---------- DATA ENTRIES ----------

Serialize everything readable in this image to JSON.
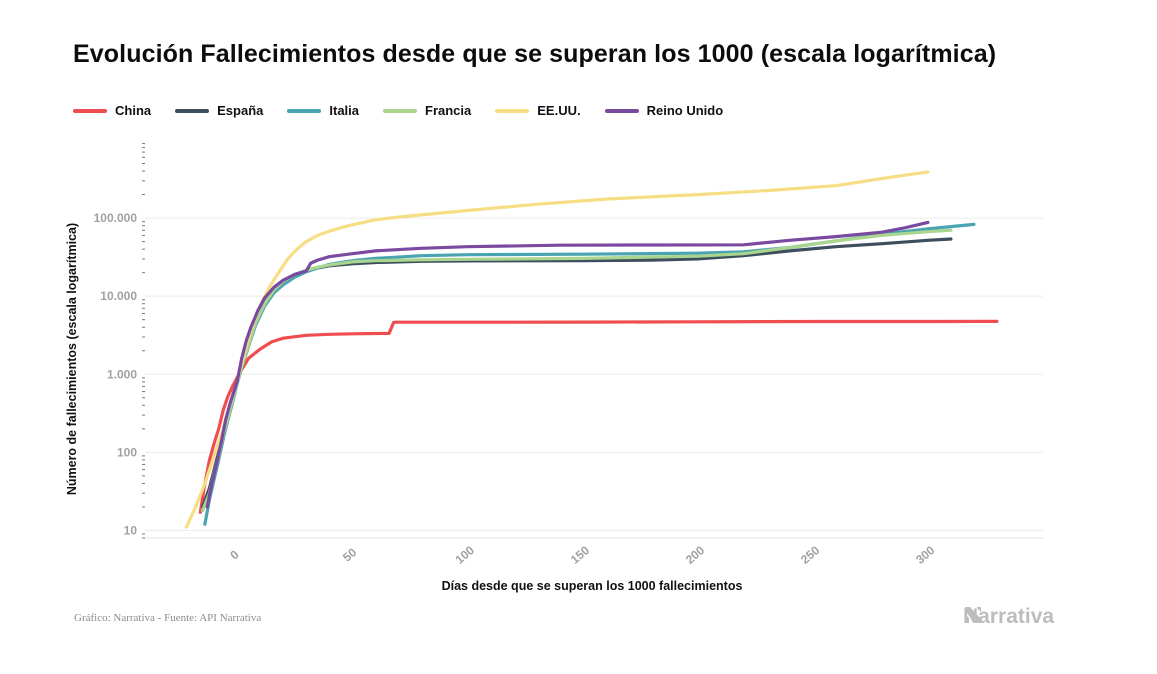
{
  "header": {
    "title": "Evolución Fallecimientos desde que se superan los 1000 (escala logarítmica)"
  },
  "footer": {
    "source": "Gráfico: Narrativa - Fuente: API Narrativa",
    "brand": "Narrativa"
  },
  "colors": {
    "China": "#ef4d4f",
    "España": "#3e4e5e",
    "Italia": "#4aa3b0",
    "Francia": "#a9d58e",
    "EE.UU.": "#f7dd84",
    "Reino Unido": "#7a4aa0",
    "grid": "#ececec",
    "tick_text": "#a0a0a0"
  },
  "chart_data": {
    "type": "line",
    "title": "Evolución Fallecimientos desde que se superan los 1000 (escala logarítmica)",
    "xlabel": "Días desde que se superan los 1000 fallecimientos",
    "ylabel": "Número de fallecimientos (escala logarítmica)",
    "y_scale": "log",
    "xlim": [
      -40,
      350
    ],
    "ylim": [
      8,
      1000000
    ],
    "x_ticks": [
      0,
      50,
      100,
      150,
      200,
      250,
      300
    ],
    "x_tick_labels": [
      "0",
      "50",
      "100",
      "150",
      "200",
      "250",
      "300"
    ],
    "y_ticks": [
      10,
      100,
      1000,
      10000,
      100000
    ],
    "y_tick_labels": [
      "10",
      "100",
      "1.000",
      "10.000",
      "100.000"
    ],
    "grid": "horizontal",
    "legend_position": "top-left",
    "series": [
      {
        "name": "China",
        "x": [
          -16,
          -14,
          -12,
          -10,
          -8,
          -6,
          -4,
          -2,
          0,
          2,
          5,
          10,
          15,
          20,
          30,
          40,
          50,
          60,
          66,
          68,
          70,
          100,
          150,
          200,
          250,
          300,
          330
        ],
        "y": [
          17,
          40,
          80,
          130,
          200,
          350,
          520,
          700,
          900,
          1150,
          1600,
          2100,
          2600,
          2900,
          3150,
          3250,
          3300,
          3330,
          3340,
          4630,
          4640,
          4640,
          4650,
          4700,
          4740,
          4740,
          4750
        ]
      },
      {
        "name": "España",
        "x": [
          -15,
          -12,
          -10,
          -8,
          -6,
          -4,
          -2,
          0,
          2,
          5,
          8,
          12,
          16,
          20,
          25,
          30,
          35,
          40,
          50,
          60,
          80,
          100,
          120,
          150,
          180,
          200,
          220,
          240,
          260,
          280,
          300,
          310
        ],
        "y": [
          20,
          35,
          60,
          100,
          180,
          300,
          480,
          800,
          1300,
          2500,
          4800,
          8500,
          12500,
          15500,
          18500,
          21000,
          23000,
          24500,
          26000,
          27000,
          28000,
          28300,
          28400,
          28500,
          29000,
          30000,
          33000,
          38000,
          43000,
          47000,
          52000,
          54000
        ]
      },
      {
        "name": "Italia",
        "x": [
          -14,
          -12,
          -10,
          -8,
          -6,
          -4,
          -2,
          0,
          2,
          5,
          8,
          12,
          16,
          20,
          25,
          30,
          35,
          40,
          50,
          60,
          80,
          100,
          150,
          200,
          220,
          240,
          260,
          280,
          300,
          320
        ],
        "y": [
          12,
          25,
          45,
          80,
          150,
          260,
          430,
          750,
          1200,
          2300,
          4200,
          7500,
          11000,
          14000,
          17500,
          20500,
          23000,
          25500,
          28500,
          30500,
          33000,
          34000,
          34500,
          35500,
          37000,
          42000,
          51000,
          62000,
          73000,
          83000
        ]
      },
      {
        "name": "Francia",
        "x": [
          -15,
          -12,
          -10,
          -8,
          -6,
          -4,
          -2,
          0,
          2,
          5,
          8,
          12,
          16,
          20,
          25,
          30,
          35,
          40,
          50,
          60,
          80,
          100,
          150,
          200,
          220,
          240,
          260,
          280,
          300,
          310
        ],
        "y": [
          18,
          30,
          55,
          90,
          170,
          280,
          460,
          780,
          1250,
          2400,
          4500,
          8000,
          12000,
          15500,
          19000,
          21500,
          23500,
          25000,
          27500,
          28500,
          29200,
          29700,
          30500,
          32500,
          35000,
          42000,
          51000,
          60000,
          67000,
          70000
        ]
      },
      {
        "name": "EE.UU.",
        "x": [
          -22,
          -18,
          -14,
          -10,
          -6,
          -3,
          0,
          3,
          6,
          10,
          14,
          18,
          22,
          26,
          30,
          35,
          40,
          45,
          50,
          60,
          70,
          80,
          100,
          130,
          160,
          200,
          230,
          260,
          280,
          300
        ],
        "y": [
          11,
          20,
          40,
          90,
          200,
          420,
          800,
          1800,
          3700,
          7500,
          13000,
          20000,
          30000,
          40000,
          50000,
          60000,
          68000,
          75000,
          82000,
          95000,
          103000,
          110000,
          125000,
          150000,
          175000,
          200000,
          225000,
          260000,
          320000,
          390000
        ]
      },
      {
        "name": "Reino Unido",
        "x": [
          -13,
          -11,
          -9,
          -7,
          -5,
          -3,
          -1,
          0,
          2,
          4,
          6,
          9,
          12,
          16,
          20,
          25,
          30,
          32,
          35,
          40,
          50,
          60,
          80,
          100,
          140,
          180,
          220,
          240,
          260,
          280,
          290,
          300
        ],
        "y": [
          20,
          40,
          70,
          130,
          260,
          430,
          650,
          800,
          1600,
          2700,
          4000,
          6500,
          9500,
          13000,
          16000,
          19000,
          21000,
          26500,
          29000,
          32000,
          35000,
          38000,
          41000,
          43000,
          45000,
          45200,
          45500,
          52000,
          58000,
          66000,
          75000,
          88000
        ]
      }
    ]
  }
}
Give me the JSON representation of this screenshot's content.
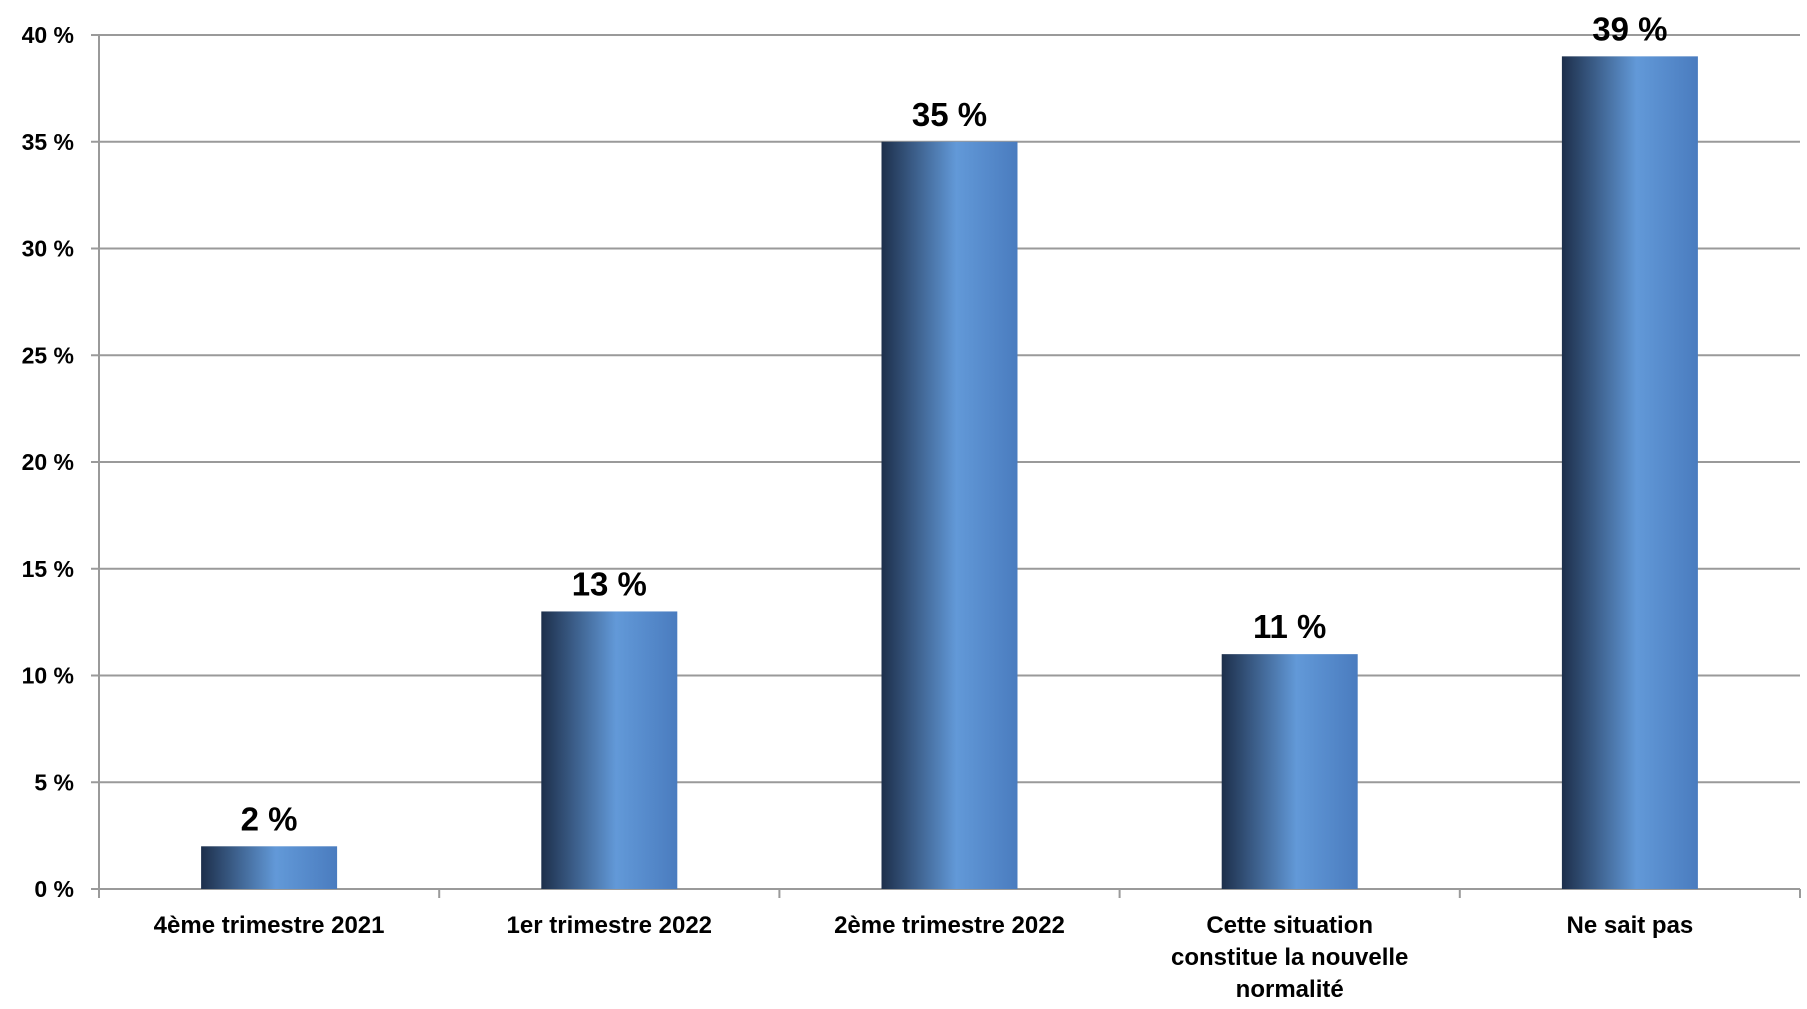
{
  "chart_data": {
    "type": "bar",
    "categories": [
      [
        "4ème trimestre 2021"
      ],
      [
        "1er trimestre 2022"
      ],
      [
        "2ème trimestre 2022"
      ],
      [
        "Cette situation",
        "constitue la nouvelle",
        "normalité"
      ],
      [
        "Ne sait pas"
      ]
    ],
    "values": [
      2,
      13,
      35,
      11,
      39
    ],
    "data_labels": [
      "2 %",
      "13 %",
      "35 %",
      "11 %",
      "39 %"
    ],
    "y_ticks": [
      {
        "value": 0,
        "label": "0 %"
      },
      {
        "value": 5,
        "label": "5 %"
      },
      {
        "value": 10,
        "label": "10 %"
      },
      {
        "value": 15,
        "label": "15 %"
      },
      {
        "value": 20,
        "label": "20 %"
      },
      {
        "value": 25,
        "label": "25 %"
      },
      {
        "value": 30,
        "label": "30 %"
      },
      {
        "value": 35,
        "label": "35 %"
      },
      {
        "value": 40,
        "label": "40 %"
      }
    ],
    "ylim": [
      0,
      40
    ],
    "grid": true,
    "legend": "none",
    "title": "",
    "xlabel": "",
    "ylabel": "",
    "colors": {
      "bar_dark": "#1d2f4b",
      "bar_light": "#6299d8",
      "bar_mid": "#4a7cbf",
      "grid": "#9a9a9a",
      "axis": "#9a9a9a"
    }
  }
}
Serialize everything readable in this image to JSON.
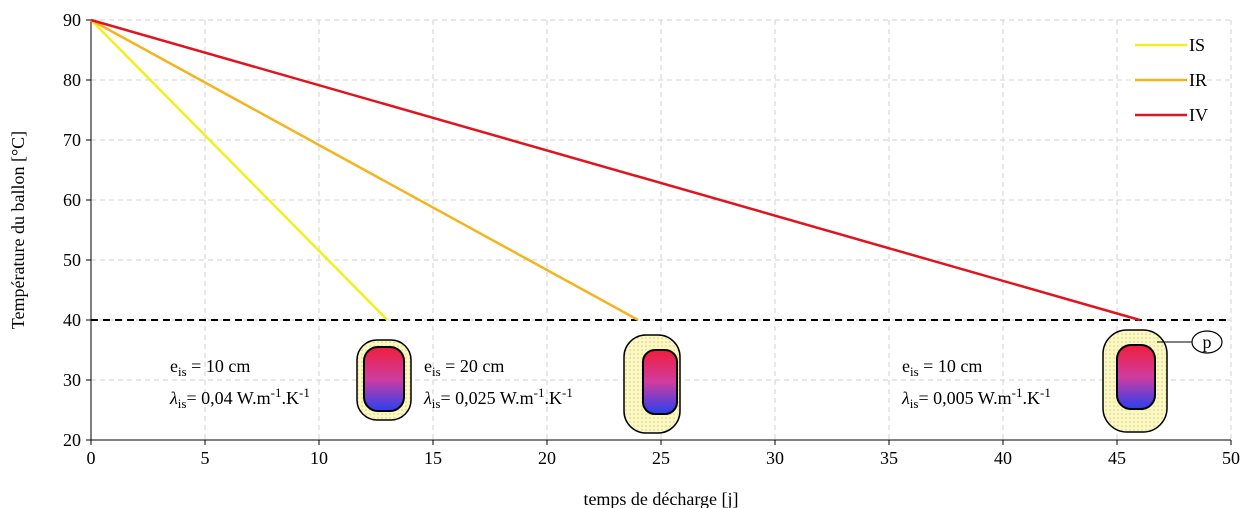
{
  "chart_data": {
    "type": "line",
    "x_label": "temps de décharge [j]",
    "y_label": "Température du ballon [°C]",
    "series": [
      {
        "name": "IS",
        "color": "#f5ee1e",
        "x": [
          0,
          13
        ],
        "values": [
          90,
          40
        ]
      },
      {
        "name": "IR",
        "color": "#f5b41e",
        "x": [
          0,
          24
        ],
        "values": [
          90,
          40
        ]
      },
      {
        "name": "IV",
        "color": "#e0141e",
        "x": [
          0,
          46
        ],
        "values": [
          90,
          40
        ]
      }
    ],
    "xlim": [
      0,
      50
    ],
    "xticks": [
      0,
      5,
      10,
      15,
      20,
      25,
      30,
      35,
      40,
      45,
      50
    ],
    "ylim": [
      20,
      90
    ],
    "yticks": [
      20,
      30,
      40,
      50,
      60,
      70,
      80,
      90
    ],
    "grid": true,
    "legend": "top-right",
    "reference_line": 40,
    "annotations": [
      {
        "line1": [
          {
            "t": "e",
            "s": "base"
          },
          {
            "t": "is",
            "s": "sub"
          },
          {
            "t": " = 10 cm",
            "s": "base"
          }
        ],
        "line2": [
          {
            "t": "λ",
            "s": "italic"
          },
          {
            "t": "is",
            "s": "sub"
          },
          {
            "t": "= 0,04 W.m",
            "s": "base"
          },
          {
            "t": "-1",
            "s": "sup"
          },
          {
            "t": ".K",
            "s": "base"
          },
          {
            "t": "-1",
            "s": "sup"
          }
        ]
      },
      {
        "line1": [
          {
            "t": "e",
            "s": "base"
          },
          {
            "t": "is",
            "s": "sub"
          },
          {
            "t": " = 20 cm",
            "s": "base"
          }
        ],
        "line2": [
          {
            "t": "λ",
            "s": "italic"
          },
          {
            "t": "is",
            "s": "sub"
          },
          {
            "t": "= 0,025 W.m",
            "s": "base"
          },
          {
            "t": "-1",
            "s": "sup"
          },
          {
            "t": ".K",
            "s": "base"
          },
          {
            "t": "-1",
            "s": "sup"
          }
        ]
      },
      {
        "line1": [
          {
            "t": "e",
            "s": "base"
          },
          {
            "t": "is",
            "s": "sub"
          },
          {
            "t": " = 10 cm",
            "s": "base"
          }
        ],
        "line2": [
          {
            "t": "λ",
            "s": "italic"
          },
          {
            "t": "is",
            "s": "sub"
          },
          {
            "t": "= 0,005 W.m",
            "s": "base"
          },
          {
            "t": "-1",
            "s": "sup"
          },
          {
            "t": ".K",
            "s": "base"
          },
          {
            "t": "-1",
            "s": "sup"
          }
        ]
      }
    ],
    "tank_label": "p"
  }
}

----------

_THE TASK_
Using the entries above, find all lines with "ylabel". Copy them.

_SOLUTION TO THE EXERCISE_
    "ylabel": "Número de fallecimientos (escala logarítmica)",
    "ylabel": "",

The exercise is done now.